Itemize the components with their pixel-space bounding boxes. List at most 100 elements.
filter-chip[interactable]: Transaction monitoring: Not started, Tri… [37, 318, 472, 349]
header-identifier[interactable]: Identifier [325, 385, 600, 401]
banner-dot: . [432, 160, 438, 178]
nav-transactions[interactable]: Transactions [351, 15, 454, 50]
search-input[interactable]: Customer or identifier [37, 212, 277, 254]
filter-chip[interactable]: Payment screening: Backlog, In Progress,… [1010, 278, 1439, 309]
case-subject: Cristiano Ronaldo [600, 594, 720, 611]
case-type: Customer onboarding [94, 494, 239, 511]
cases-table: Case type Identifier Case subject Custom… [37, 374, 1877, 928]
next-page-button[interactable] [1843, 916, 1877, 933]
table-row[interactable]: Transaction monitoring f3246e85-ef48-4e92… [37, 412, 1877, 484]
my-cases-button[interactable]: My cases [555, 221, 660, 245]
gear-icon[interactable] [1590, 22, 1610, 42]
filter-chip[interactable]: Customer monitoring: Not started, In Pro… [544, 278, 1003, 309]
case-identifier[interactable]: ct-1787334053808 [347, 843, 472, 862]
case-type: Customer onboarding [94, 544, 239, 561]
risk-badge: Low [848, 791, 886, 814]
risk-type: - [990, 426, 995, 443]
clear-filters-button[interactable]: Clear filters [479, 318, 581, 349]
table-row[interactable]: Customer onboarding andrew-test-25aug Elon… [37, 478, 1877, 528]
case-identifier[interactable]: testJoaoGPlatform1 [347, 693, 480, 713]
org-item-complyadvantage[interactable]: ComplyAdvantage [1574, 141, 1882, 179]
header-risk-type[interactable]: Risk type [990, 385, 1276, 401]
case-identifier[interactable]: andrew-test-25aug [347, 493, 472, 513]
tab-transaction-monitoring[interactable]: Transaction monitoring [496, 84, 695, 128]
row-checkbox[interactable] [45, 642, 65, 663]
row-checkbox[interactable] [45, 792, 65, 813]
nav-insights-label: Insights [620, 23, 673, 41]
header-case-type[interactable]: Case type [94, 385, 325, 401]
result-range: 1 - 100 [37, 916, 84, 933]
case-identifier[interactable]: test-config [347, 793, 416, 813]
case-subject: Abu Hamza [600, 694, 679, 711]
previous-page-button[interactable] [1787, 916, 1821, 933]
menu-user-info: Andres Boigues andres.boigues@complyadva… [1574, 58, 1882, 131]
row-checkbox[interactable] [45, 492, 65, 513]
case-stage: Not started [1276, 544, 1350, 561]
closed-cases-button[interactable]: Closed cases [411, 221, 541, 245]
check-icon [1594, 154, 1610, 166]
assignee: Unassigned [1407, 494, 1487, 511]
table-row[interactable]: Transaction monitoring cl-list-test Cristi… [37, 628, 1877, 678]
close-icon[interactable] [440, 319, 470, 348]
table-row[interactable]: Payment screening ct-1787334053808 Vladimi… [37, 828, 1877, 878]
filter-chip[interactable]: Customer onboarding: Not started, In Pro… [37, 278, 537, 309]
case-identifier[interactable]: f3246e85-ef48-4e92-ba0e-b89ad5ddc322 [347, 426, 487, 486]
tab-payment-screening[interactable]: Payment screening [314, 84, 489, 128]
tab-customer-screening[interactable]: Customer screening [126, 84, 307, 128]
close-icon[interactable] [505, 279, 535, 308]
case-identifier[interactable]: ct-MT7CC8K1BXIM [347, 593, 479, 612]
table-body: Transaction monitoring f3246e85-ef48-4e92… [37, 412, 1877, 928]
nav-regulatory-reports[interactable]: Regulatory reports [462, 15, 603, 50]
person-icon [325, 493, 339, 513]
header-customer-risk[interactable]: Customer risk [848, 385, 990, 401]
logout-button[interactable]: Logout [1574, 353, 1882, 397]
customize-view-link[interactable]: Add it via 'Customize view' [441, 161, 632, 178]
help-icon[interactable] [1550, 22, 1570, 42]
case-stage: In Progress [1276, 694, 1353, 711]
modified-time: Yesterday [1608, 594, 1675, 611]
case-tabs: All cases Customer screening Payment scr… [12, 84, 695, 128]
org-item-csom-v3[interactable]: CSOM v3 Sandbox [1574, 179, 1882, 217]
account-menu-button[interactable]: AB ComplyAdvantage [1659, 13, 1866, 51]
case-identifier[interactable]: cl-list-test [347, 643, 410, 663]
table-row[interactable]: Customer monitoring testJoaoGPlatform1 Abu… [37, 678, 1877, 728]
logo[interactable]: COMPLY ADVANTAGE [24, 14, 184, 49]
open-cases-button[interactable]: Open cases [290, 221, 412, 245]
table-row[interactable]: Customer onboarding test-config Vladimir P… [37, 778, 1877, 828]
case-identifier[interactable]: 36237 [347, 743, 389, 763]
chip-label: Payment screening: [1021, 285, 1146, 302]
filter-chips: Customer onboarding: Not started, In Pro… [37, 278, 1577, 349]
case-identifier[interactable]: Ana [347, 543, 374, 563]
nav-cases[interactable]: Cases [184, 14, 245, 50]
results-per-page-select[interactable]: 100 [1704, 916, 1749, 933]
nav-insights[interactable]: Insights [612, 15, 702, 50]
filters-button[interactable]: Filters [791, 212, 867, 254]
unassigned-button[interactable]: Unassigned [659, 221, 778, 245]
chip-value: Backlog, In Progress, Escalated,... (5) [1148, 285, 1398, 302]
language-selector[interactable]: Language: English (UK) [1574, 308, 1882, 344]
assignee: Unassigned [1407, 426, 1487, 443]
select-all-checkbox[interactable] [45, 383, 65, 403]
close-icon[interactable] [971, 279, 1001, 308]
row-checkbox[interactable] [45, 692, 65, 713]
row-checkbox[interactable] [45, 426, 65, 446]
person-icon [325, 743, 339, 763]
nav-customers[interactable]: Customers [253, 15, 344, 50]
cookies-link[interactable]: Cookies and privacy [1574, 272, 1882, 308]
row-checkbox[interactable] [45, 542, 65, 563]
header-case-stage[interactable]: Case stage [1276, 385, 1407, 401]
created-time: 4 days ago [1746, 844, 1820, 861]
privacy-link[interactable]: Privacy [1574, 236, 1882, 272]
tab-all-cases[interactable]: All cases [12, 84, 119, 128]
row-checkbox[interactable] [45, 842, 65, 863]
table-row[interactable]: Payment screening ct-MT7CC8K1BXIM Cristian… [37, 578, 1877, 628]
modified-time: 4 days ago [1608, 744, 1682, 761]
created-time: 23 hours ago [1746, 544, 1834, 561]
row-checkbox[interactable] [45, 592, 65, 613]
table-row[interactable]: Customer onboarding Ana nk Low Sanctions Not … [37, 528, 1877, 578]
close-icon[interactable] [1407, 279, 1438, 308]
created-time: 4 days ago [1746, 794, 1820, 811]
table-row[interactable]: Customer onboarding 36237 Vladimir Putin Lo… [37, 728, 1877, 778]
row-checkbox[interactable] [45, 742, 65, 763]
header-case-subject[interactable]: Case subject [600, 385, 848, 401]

**Aim**
Copy the material above word for word, from its first line to its last.

**Output for this task**
Itemize the components with their pixel-space bounding boxes. List at most 100 elements.
filter-chip[interactable]: Transaction monitoring: Not started, Tri… [37, 318, 472, 349]
header-identifier[interactable]: Identifier [325, 385, 600, 401]
banner-dot: . [432, 160, 438, 178]
nav-transactions[interactable]: Transactions [351, 15, 454, 50]
search-input[interactable]: Customer or identifier [37, 212, 277, 254]
filter-chip[interactable]: Payment screening: Backlog, In Progress,… [1010, 278, 1439, 309]
case-subject: Cristiano Ronaldo [600, 594, 720, 611]
case-type: Customer onboarding [94, 494, 239, 511]
cases-table: Case type Identifier Case subject Custom… [37, 374, 1877, 928]
next-page-button[interactable] [1843, 916, 1877, 933]
table-row[interactable]: Transaction monitoring f3246e85-ef48-4e92… [37, 412, 1877, 484]
my-cases-button[interactable]: My cases [555, 221, 660, 245]
gear-icon[interactable] [1590, 22, 1610, 42]
filter-chip[interactable]: Customer monitoring: Not started, In Pro… [544, 278, 1003, 309]
case-identifier[interactable]: ct-1787334053808 [347, 843, 472, 862]
case-type: Customer onboarding [94, 544, 239, 561]
risk-badge: Low [848, 791, 886, 814]
risk-type: - [990, 426, 995, 443]
clear-filters-button[interactable]: Clear filters [479, 318, 581, 349]
table-row[interactable]: Customer onboarding andrew-test-25aug Elon… [37, 478, 1877, 528]
case-identifier[interactable]: testJoaoGPlatform1 [347, 693, 480, 713]
org-item-complyadvantage[interactable]: ComplyAdvantage [1574, 141, 1882, 179]
header-risk-type[interactable]: Risk type [990, 385, 1276, 401]
case-identifier[interactable]: andrew-test-25aug [347, 493, 472, 513]
tab-transaction-monitoring[interactable]: Transaction monitoring [496, 84, 695, 128]
row-checkbox[interactable] [45, 642, 65, 663]
row-checkbox[interactable] [45, 792, 65, 813]
nav-insights-label: Insights [620, 23, 673, 41]
header-case-type[interactable]: Case type [94, 385, 325, 401]
result-range: 1 - 100 [37, 916, 84, 933]
case-identifier[interactable]: test-config [347, 793, 416, 813]
case-subject: Abu Hamza [600, 694, 679, 711]
previous-page-button[interactable] [1787, 916, 1821, 933]
menu-user-info: Andres Boigues andres.boigues@complyadva… [1574, 58, 1882, 131]
row-checkbox[interactable] [45, 492, 65, 513]
case-stage: Not started [1276, 544, 1350, 561]
closed-cases-button[interactable]: Closed cases [411, 221, 541, 245]
check-icon [1594, 154, 1610, 166]
assignee: Unassigned [1407, 494, 1487, 511]
table-row[interactable]: Transaction monitoring cl-list-test Cristi… [37, 628, 1877, 678]
close-icon[interactable] [440, 319, 470, 348]
table-row[interactable]: Payment screening ct-1787334053808 Vladimi… [37, 828, 1877, 878]
filter-chip[interactable]: Customer onboarding: Not started, In Pro… [37, 278, 537, 309]
case-identifier[interactable]: f3246e85-ef48-4e92-ba0e-b89ad5ddc322 [347, 426, 487, 486]
tab-payment-screening[interactable]: Payment screening [314, 84, 489, 128]
tab-customer-screening[interactable]: Customer screening [126, 84, 307, 128]
close-icon[interactable] [505, 279, 535, 308]
case-identifier[interactable]: ct-MT7CC8K1BXIM [347, 593, 479, 612]
table-body: Transaction monitoring f3246e85-ef48-4e92… [37, 412, 1877, 928]
nav-regulatory-reports[interactable]: Regulatory reports [462, 15, 603, 50]
person-icon [325, 493, 339, 513]
header-customer-risk[interactable]: Customer risk [848, 385, 990, 401]
logout-button[interactable]: Logout [1574, 353, 1882, 397]
customize-view-link[interactable]: Add it via 'Customize view' [441, 161, 632, 178]
help-icon[interactable] [1550, 22, 1570, 42]
case-stage: In Progress [1276, 694, 1353, 711]
modified-time: Yesterday [1608, 594, 1675, 611]
case-tabs: All cases Customer screening Payment scr… [12, 84, 695, 128]
org-item-csom-v3[interactable]: CSOM v3 Sandbox [1574, 179, 1882, 217]
account-menu-button[interactable]: AB ComplyAdvantage [1659, 13, 1866, 51]
case-identifier[interactable]: cl-list-test [347, 643, 410, 663]
table-row[interactable]: Customer monitoring testJoaoGPlatform1 Abu… [37, 678, 1877, 728]
logo[interactable]: COMPLY ADVANTAGE [24, 14, 184, 49]
open-cases-button[interactable]: Open cases [290, 221, 412, 245]
table-row[interactable]: Customer onboarding test-config Vladimir P… [37, 778, 1877, 828]
case-identifier[interactable]: 36237 [347, 743, 389, 763]
chip-label: Payment screening: [1021, 285, 1146, 302]
filter-chips: Customer onboarding: Not started, In Pro… [37, 278, 1577, 349]
case-identifier[interactable]: Ana [347, 543, 374, 563]
nav-cases[interactable]: Cases [184, 14, 245, 50]
results-per-page-select[interactable]: 100 [1704, 916, 1749, 933]
nav-insights[interactable]: Insights [612, 15, 702, 50]
filters-button[interactable]: Filters [791, 212, 867, 254]
unassigned-button[interactable]: Unassigned [659, 221, 778, 245]
chip-value: Backlog, In Progress, Escalated,... (5) [1148, 285, 1398, 302]
language-selector[interactable]: Language: English (UK) [1574, 308, 1882, 344]
assignee: Unassigned [1407, 426, 1487, 443]
select-all-checkbox[interactable] [45, 383, 65, 403]
close-icon[interactable] [971, 279, 1001, 308]
row-checkbox[interactable] [45, 692, 65, 713]
row-checkbox[interactable] [45, 426, 65, 446]
person-icon [325, 743, 339, 763]
nav-customers[interactable]: Customers [253, 15, 344, 50]
cookies-link[interactable]: Cookies and privacy [1574, 272, 1882, 308]
row-checkbox[interactable] [45, 542, 65, 563]
header-case-stage[interactable]: Case stage [1276, 385, 1407, 401]
created-time: 4 days ago [1746, 844, 1820, 861]
privacy-link[interactable]: Privacy [1574, 236, 1882, 272]
tab-all-cases[interactable]: All cases [12, 84, 119, 128]
row-checkbox[interactable] [45, 842, 65, 863]
table-row[interactable]: Payment screening ct-MT7CC8K1BXIM Cristian… [37, 578, 1877, 628]
modified-time: 4 days ago [1608, 744, 1682, 761]
created-time: 23 hours ago [1746, 544, 1834, 561]
row-checkbox[interactable] [45, 592, 65, 613]
table-row[interactable]: Customer onboarding Ana nk Low Sanctions Not … [37, 528, 1877, 578]
close-icon[interactable] [1407, 279, 1438, 308]
created-time: 4 days ago [1746, 794, 1820, 811]
table-row[interactable]: Customer onboarding 36237 Vladimir Putin Lo… [37, 728, 1877, 778]
row-checkbox[interactable] [45, 742, 65, 763]
header-case-subject[interactable]: Case subject [600, 385, 848, 401]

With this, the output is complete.